[Excerpt from a dataset]
#####

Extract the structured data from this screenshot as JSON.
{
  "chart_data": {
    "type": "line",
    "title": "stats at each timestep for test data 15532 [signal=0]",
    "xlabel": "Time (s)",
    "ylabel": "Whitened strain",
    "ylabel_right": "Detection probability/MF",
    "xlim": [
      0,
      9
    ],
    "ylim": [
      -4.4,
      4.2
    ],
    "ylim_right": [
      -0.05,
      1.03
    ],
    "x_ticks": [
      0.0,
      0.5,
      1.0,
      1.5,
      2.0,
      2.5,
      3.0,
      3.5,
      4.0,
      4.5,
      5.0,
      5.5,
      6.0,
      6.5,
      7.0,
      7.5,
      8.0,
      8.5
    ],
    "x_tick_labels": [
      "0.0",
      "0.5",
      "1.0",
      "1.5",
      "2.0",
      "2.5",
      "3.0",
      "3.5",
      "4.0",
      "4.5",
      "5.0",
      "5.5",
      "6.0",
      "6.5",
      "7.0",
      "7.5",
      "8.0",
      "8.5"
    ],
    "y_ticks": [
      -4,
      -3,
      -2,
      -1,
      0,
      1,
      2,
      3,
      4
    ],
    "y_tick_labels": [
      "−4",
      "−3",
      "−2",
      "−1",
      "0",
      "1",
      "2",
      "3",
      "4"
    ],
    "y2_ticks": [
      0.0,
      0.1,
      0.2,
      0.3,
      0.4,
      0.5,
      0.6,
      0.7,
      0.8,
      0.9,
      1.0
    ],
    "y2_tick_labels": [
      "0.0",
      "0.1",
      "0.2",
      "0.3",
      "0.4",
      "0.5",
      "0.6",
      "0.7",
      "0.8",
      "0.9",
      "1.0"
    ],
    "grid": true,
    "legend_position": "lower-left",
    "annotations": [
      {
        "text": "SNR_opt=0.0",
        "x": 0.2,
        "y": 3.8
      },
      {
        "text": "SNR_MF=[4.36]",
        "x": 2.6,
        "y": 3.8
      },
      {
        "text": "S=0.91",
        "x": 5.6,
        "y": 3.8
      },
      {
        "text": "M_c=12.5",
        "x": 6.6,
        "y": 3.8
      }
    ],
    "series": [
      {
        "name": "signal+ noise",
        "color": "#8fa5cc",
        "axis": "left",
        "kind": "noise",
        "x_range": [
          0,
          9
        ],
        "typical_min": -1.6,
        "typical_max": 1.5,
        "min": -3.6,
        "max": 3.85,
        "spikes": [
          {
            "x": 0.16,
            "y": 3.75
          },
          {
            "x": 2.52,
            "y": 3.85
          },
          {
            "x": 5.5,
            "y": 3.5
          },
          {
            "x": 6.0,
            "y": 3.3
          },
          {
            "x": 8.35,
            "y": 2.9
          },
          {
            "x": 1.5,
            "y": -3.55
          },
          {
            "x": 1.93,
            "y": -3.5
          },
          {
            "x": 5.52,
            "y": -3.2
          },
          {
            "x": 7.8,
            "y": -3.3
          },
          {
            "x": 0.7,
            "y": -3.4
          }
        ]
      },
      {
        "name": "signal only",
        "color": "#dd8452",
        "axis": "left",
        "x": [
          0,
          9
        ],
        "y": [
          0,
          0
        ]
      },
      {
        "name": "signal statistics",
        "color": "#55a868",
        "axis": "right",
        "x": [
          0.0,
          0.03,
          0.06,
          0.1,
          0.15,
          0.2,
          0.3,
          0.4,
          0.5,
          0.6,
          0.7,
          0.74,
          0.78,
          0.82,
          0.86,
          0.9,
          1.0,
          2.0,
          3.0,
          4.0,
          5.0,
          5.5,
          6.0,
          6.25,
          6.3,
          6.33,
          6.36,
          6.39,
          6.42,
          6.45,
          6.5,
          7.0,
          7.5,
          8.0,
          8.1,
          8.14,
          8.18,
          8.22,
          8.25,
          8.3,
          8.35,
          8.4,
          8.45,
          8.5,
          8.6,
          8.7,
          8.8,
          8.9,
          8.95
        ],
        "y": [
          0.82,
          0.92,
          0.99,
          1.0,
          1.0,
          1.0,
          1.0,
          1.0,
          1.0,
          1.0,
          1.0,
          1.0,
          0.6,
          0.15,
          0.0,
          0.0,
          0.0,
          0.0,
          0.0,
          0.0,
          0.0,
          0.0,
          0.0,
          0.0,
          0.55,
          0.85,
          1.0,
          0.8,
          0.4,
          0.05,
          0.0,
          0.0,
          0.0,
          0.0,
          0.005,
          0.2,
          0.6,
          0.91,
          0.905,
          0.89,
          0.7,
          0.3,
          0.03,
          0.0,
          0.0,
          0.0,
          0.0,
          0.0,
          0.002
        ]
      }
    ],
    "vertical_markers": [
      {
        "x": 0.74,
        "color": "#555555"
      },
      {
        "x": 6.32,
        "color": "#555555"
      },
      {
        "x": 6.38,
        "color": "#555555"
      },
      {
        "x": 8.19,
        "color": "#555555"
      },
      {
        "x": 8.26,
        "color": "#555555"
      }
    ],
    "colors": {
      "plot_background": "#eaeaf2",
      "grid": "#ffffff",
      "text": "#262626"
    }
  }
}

#####

## [PROBLEM DESCRIPTION]
Output each record exactly, leaving nothing out.

## [SOLUTION TO THIS EXERCISE]
Extract the structured data from this screenshot as JSON.
{
  "chart_data": {
    "type": "line",
    "title": "stats at each timestep for test data 15532 [signal=0]",
    "xlabel": "Time (s)",
    "ylabel": "Whitened strain",
    "ylabel_right": "Detection probability/MF",
    "xlim": [
      0,
      9
    ],
    "ylim": [
      -4.4,
      4.2
    ],
    "ylim_right": [
      -0.05,
      1.03
    ],
    "x_ticks": [
      0.0,
      0.5,
      1.0,
      1.5,
      2.0,
      2.5,
      3.0,
      3.5,
      4.0,
      4.5,
      5.0,
      5.5,
      6.0,
      6.5,
      7.0,
      7.5,
      8.0,
      8.5
    ],
    "x_tick_labels": [
      "0.0",
      "0.5",
      "1.0",
      "1.5",
      "2.0",
      "2.5",
      "3.0",
      "3.5",
      "4.0",
      "4.5",
      "5.0",
      "5.5",
      "6.0",
      "6.5",
      "7.0",
      "7.5",
      "8.0",
      "8.5"
    ],
    "y_ticks": [
      -4,
      -3,
      -2,
      -1,
      0,
      1,
      2,
      3,
      4
    ],
    "y_tick_labels": [
      "−4",
      "−3",
      "−2",
      "−1",
      "0",
      "1",
      "2",
      "3",
      "4"
    ],
    "y2_ticks": [
      0.0,
      0.1,
      0.2,
      0.3,
      0.4,
      0.5,
      0.6,
      0.7,
      0.8,
      0.9,
      1.0
    ],
    "y2_tick_labels": [
      "0.0",
      "0.1",
      "0.2",
      "0.3",
      "0.4",
      "0.5",
      "0.6",
      "0.7",
      "0.8",
      "0.9",
      "1.0"
    ],
    "grid": true,
    "legend_position": "lower-left",
    "annotations": [
      {
        "text": "SNR_opt=0.0",
        "x": 0.2,
        "y": 3.8
      },
      {
        "text": "SNR_MF=[4.36]",
        "x": 2.6,
        "y": 3.8
      },
      {
        "text": "S=0.91",
        "x": 5.6,
        "y": 3.8
      },
      {
        "text": "M_c=12.5",
        "x": 6.6,
        "y": 3.8
      }
    ],
    "series": [
      {
        "name": "signal+ noise",
        "color": "#8fa5cc",
        "axis": "left",
        "kind": "noise",
        "x_range": [
          0,
          9
        ],
        "typical_min": -1.6,
        "typical_max": 1.5,
        "min": -3.6,
        "max": 3.85,
        "spikes": [
          {
            "x": 0.16,
            "y": 3.75
          },
          {
            "x": 2.52,
            "y": 3.85
          },
          {
            "x": 5.5,
            "y": 3.5
          },
          {
            "x": 6.0,
            "y": 3.3
          },
          {
            "x": 8.35,
            "y": 2.9
          },
          {
            "x": 1.5,
            "y": -3.55
          },
          {
            "x": 1.93,
            "y": -3.5
          },
          {
            "x": 5.52,
            "y": -3.2
          },
          {
            "x": 7.8,
            "y": -3.3
          },
          {
            "x": 0.7,
            "y": -3.4
          }
        ]
      },
      {
        "name": "signal only",
        "color": "#dd8452",
        "axis": "left",
        "x": [
          0,
          9
        ],
        "y": [
          0,
          0
        ]
      },
      {
        "name": "signal statistics",
        "color": "#55a868",
        "axis": "right",
        "x": [
          0.0,
          0.03,
          0.06,
          0.1,
          0.15,
          0.2,
          0.3,
          0.4,
          0.5,
          0.6,
          0.7,
          0.74,
          0.78,
          0.82,
          0.86,
          0.9,
          1.0,
          2.0,
          3.0,
          4.0,
          5.0,
          5.5,
          6.0,
          6.25,
          6.3,
          6.33,
          6.36,
          6.39,
          6.42,
          6.45,
          6.5,
          7.0,
          7.5,
          8.0,
          8.1,
          8.14,
          8.18,
          8.22,
          8.25,
          8.3,
          8.35,
          8.4,
          8.45,
          8.5,
          8.6,
          8.7,
          8.8,
          8.9,
          8.95
        ],
        "y": [
          0.82,
          0.92,
          0.99,
          1.0,
          1.0,
          1.0,
          1.0,
          1.0,
          1.0,
          1.0,
          1.0,
          1.0,
          0.6,
          0.15,
          0.0,
          0.0,
          0.0,
          0.0,
          0.0,
          0.0,
          0.0,
          0.0,
          0.0,
          0.0,
          0.55,
          0.85,
          1.0,
          0.8,
          0.4,
          0.05,
          0.0,
          0.0,
          0.0,
          0.0,
          0.005,
          0.2,
          0.6,
          0.91,
          0.905,
          0.89,
          0.7,
          0.3,
          0.03,
          0.0,
          0.0,
          0.0,
          0.0,
          0.0,
          0.002
        ]
      }
    ],
    "vertical_markers": [
      {
        "x": 0.74,
        "color": "#555555"
      },
      {
        "x": 6.32,
        "color": "#555555"
      },
      {
        "x": 6.38,
        "color": "#555555"
      },
      {
        "x": 8.19,
        "color": "#555555"
      },
      {
        "x": 8.26,
        "color": "#555555"
      }
    ],
    "colors": {
      "plot_background": "#eaeaf2",
      "grid": "#ffffff",
      "text": "#262626"
    }
  }
}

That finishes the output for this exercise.